Task to carry out: Copy the rows below, from the line with "text-line: 045 期：六合彩券—歇后语大竞猜：" up to and including the line with "text-line: 045 期：今期买（金）输尽光，今期彩民买（火", and reproduce those lines without any change.

# Records shown start

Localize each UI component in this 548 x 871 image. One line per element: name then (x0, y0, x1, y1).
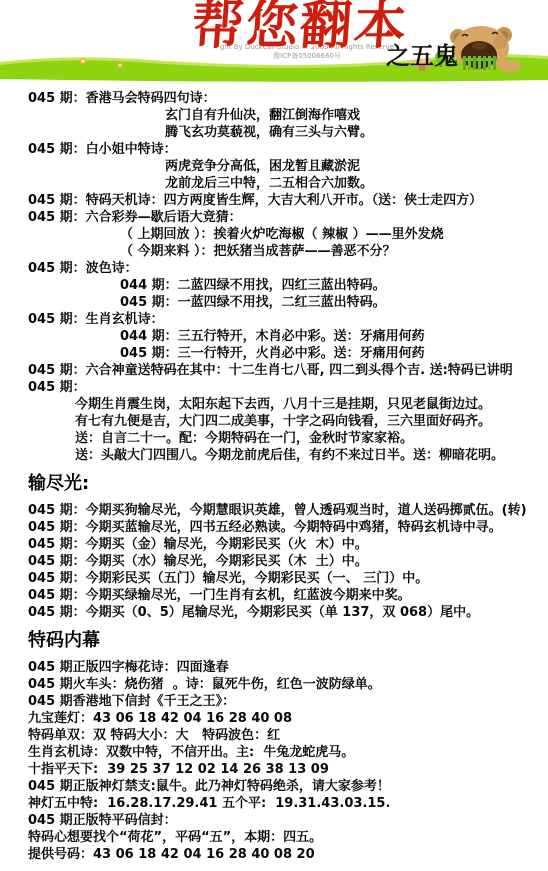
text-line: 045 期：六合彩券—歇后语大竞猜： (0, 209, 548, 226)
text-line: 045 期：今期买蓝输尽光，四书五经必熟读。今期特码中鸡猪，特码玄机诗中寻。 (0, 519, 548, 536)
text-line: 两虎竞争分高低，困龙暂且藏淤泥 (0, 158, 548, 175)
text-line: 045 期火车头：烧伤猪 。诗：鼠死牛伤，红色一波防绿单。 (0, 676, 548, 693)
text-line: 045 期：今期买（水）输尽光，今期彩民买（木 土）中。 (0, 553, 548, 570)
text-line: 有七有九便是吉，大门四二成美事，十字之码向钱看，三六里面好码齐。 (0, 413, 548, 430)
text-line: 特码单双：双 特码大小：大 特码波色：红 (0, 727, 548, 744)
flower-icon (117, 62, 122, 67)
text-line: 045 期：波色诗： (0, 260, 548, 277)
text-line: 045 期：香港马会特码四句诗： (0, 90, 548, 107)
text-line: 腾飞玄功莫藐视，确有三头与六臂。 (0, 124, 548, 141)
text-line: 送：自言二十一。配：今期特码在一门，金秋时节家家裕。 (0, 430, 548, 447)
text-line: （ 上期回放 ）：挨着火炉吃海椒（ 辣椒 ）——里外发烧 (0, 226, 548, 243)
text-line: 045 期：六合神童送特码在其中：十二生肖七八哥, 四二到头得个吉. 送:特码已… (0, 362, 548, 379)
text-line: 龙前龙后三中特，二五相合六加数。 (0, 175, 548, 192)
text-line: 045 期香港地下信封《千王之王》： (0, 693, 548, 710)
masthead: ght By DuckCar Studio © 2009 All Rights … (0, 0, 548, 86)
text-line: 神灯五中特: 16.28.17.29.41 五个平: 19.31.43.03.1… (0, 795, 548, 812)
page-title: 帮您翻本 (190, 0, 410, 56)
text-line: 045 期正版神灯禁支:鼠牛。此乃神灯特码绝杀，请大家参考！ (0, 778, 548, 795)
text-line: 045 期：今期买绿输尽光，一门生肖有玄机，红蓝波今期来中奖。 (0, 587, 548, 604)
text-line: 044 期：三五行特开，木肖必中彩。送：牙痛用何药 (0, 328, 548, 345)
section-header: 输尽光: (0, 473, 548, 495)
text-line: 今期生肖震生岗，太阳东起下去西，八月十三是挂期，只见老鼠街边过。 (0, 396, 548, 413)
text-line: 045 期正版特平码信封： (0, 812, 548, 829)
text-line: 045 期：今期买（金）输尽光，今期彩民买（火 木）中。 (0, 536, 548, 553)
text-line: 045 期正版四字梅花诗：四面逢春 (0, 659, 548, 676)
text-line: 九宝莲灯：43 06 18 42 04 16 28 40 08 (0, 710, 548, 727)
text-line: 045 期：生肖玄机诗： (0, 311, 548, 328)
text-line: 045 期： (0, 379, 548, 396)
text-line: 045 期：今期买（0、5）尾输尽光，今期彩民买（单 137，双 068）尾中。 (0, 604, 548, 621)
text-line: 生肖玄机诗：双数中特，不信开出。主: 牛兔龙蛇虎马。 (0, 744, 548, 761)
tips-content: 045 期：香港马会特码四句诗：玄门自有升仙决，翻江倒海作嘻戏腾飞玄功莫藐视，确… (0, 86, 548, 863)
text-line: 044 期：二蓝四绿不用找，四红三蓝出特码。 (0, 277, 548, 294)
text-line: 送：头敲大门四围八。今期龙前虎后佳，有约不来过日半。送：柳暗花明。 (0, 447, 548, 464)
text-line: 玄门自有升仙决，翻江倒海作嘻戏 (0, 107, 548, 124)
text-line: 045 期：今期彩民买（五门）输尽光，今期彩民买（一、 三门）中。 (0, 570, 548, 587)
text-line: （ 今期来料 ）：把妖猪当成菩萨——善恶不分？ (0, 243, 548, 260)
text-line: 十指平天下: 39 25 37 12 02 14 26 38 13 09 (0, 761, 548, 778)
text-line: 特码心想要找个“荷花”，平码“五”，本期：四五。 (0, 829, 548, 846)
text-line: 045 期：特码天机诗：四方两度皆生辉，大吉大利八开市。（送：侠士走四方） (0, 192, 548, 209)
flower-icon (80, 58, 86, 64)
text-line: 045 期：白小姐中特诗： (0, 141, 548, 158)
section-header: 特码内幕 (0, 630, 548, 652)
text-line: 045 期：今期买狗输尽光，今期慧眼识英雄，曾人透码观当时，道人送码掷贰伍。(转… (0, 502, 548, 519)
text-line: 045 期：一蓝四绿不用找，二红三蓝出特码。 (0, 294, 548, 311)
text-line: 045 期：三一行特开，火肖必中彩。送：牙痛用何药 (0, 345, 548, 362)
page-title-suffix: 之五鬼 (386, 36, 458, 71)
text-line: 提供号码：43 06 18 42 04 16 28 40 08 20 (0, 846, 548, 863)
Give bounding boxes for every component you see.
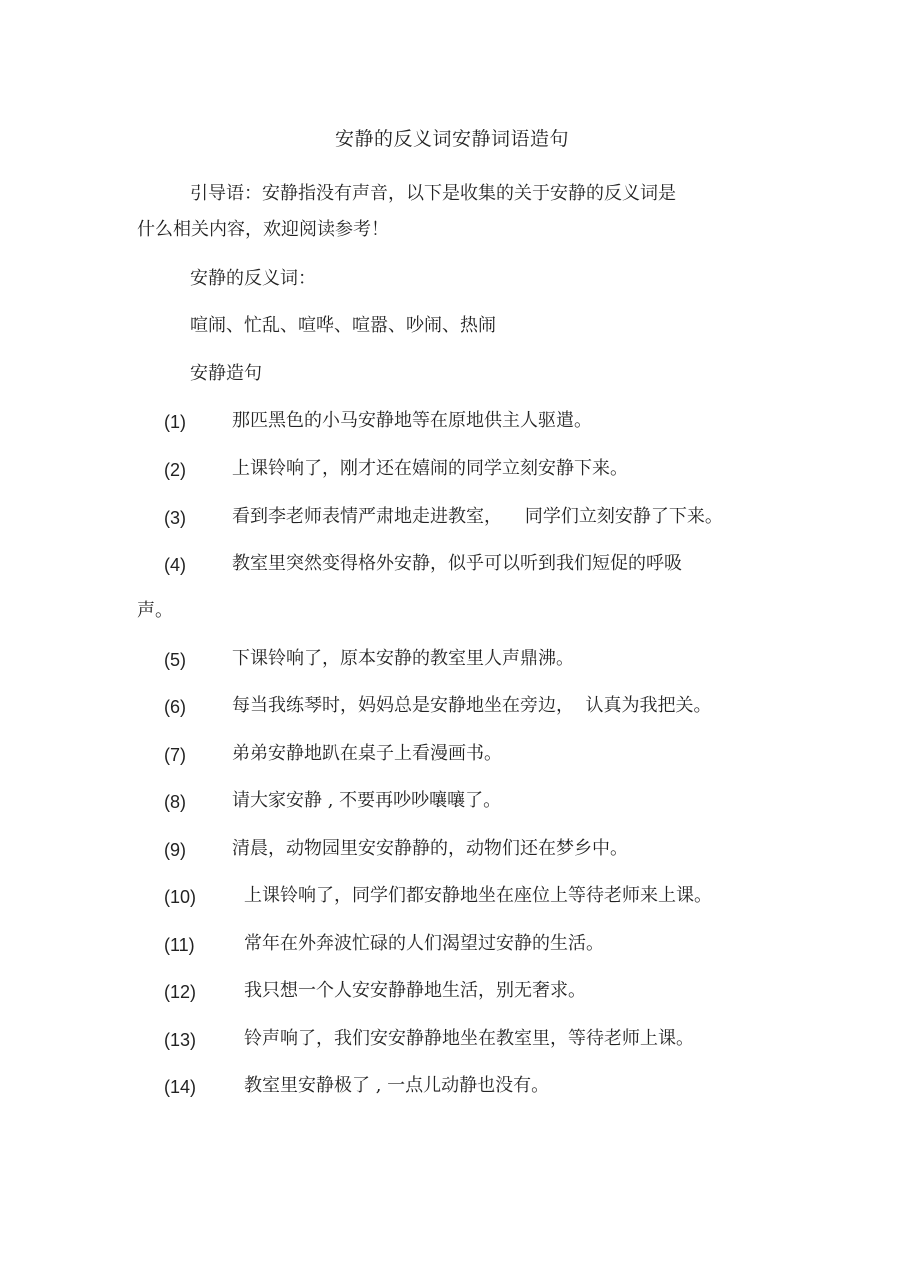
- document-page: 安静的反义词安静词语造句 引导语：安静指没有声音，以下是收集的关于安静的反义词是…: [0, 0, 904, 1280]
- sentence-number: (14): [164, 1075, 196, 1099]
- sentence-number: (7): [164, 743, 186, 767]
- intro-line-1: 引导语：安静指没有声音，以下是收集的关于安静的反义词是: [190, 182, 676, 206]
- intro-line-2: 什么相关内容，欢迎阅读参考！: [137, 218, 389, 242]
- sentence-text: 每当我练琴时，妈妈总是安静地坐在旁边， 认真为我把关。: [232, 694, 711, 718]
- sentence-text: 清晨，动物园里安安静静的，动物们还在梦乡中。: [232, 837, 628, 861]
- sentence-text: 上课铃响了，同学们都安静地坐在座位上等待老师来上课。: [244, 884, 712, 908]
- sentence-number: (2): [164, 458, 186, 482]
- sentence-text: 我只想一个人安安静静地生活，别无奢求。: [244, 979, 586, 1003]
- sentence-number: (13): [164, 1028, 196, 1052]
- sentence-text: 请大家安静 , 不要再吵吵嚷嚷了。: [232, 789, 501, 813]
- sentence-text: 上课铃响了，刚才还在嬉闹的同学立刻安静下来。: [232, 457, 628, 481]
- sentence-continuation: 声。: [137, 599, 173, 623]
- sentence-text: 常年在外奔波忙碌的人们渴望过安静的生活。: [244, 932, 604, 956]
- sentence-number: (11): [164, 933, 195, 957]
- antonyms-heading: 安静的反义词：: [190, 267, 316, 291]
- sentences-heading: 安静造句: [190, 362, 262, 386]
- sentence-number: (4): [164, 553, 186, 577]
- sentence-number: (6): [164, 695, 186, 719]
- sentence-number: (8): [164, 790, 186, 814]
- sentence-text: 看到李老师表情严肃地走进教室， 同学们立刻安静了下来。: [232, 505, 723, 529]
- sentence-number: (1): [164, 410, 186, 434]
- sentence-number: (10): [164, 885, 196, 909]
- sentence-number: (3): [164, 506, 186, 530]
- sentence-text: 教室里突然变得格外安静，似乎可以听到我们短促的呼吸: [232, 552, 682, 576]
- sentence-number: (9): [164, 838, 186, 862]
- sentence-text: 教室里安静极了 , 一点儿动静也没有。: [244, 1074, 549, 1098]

# Records shown end

Answer to the task:
text-line: 045 期：六合彩券—歇后语大竞猜： (0, 209, 548, 226)
text-line: 045 期：今期买蓝输尽光，四书五经必熟读。今期特码中鸡猪，特码玄机诗中寻。 (0, 519, 548, 536)
text-line: 两虎竞争分高低，困龙暂且藏淤泥 (0, 158, 548, 175)
text-line: 045 期火车头：烧伤猪 。诗：鼠死牛伤，红色一波防绿单。 (0, 676, 548, 693)
text-line: 045 期：今期买（水）输尽光，今期彩民买（木 土）中。 (0, 553, 548, 570)
text-line: 有七有九便是吉，大门四二成美事，十字之码向钱看，三六里面好码齐。 (0, 413, 548, 430)
text-line: 特码单双：双 特码大小：大 特码波色：红 (0, 727, 548, 744)
flower-icon (117, 62, 122, 67)
text-line: 045 期：波色诗： (0, 260, 548, 277)
text-line: 045 期：香港马会特码四句诗： (0, 90, 548, 107)
text-line: 腾飞玄功莫藐视，确有三头与六臂。 (0, 124, 548, 141)
text-line: 送：自言二十一。配：今期特码在一门，金秋时节家家裕。 (0, 430, 548, 447)
text-line: （ 上期回放 ）：挨着火炉吃海椒（ 辣椒 ）——里外发烧 (0, 226, 548, 243)
text-line: 045 期：六合神童送特码在其中：十二生肖七八哥, 四二到头得个吉. 送:特码已… (0, 362, 548, 379)
text-line: 龙前龙后三中特，二五相合六加数。 (0, 175, 548, 192)
text-line: 045 期香港地下信封《千王之王》： (0, 693, 548, 710)
masthead: ght By DuckCar Studio © 2009 All Rights … (0, 0, 548, 86)
text-line: 神灯五中特: 16.28.17.29.41 五个平: 19.31.43.03.1… (0, 795, 548, 812)
page-title: 帮您翻本 (190, 0, 410, 56)
text-line: 045 期正版神灯禁支:鼠牛。此乃神灯特码绝杀，请大家参考！ (0, 778, 548, 795)
text-line: 045 期：今期买绿输尽光，一门生肖有玄机，红蓝波今期来中奖。 (0, 587, 548, 604)
text-line: 044 期：三五行特开，木肖必中彩。送：牙痛用何药 (0, 328, 548, 345)
section-header: 输尽光: (0, 473, 548, 495)
text-line: 今期生肖震生岗，太阳东起下去西，八月十三是挂期，只见老鼠街边过。 (0, 396, 548, 413)
text-line: 045 期正版特平码信封： (0, 812, 548, 829)
text-line: 045 期：今期买（金）输尽光，今期彩民买（火 木）中。 (0, 536, 548, 553)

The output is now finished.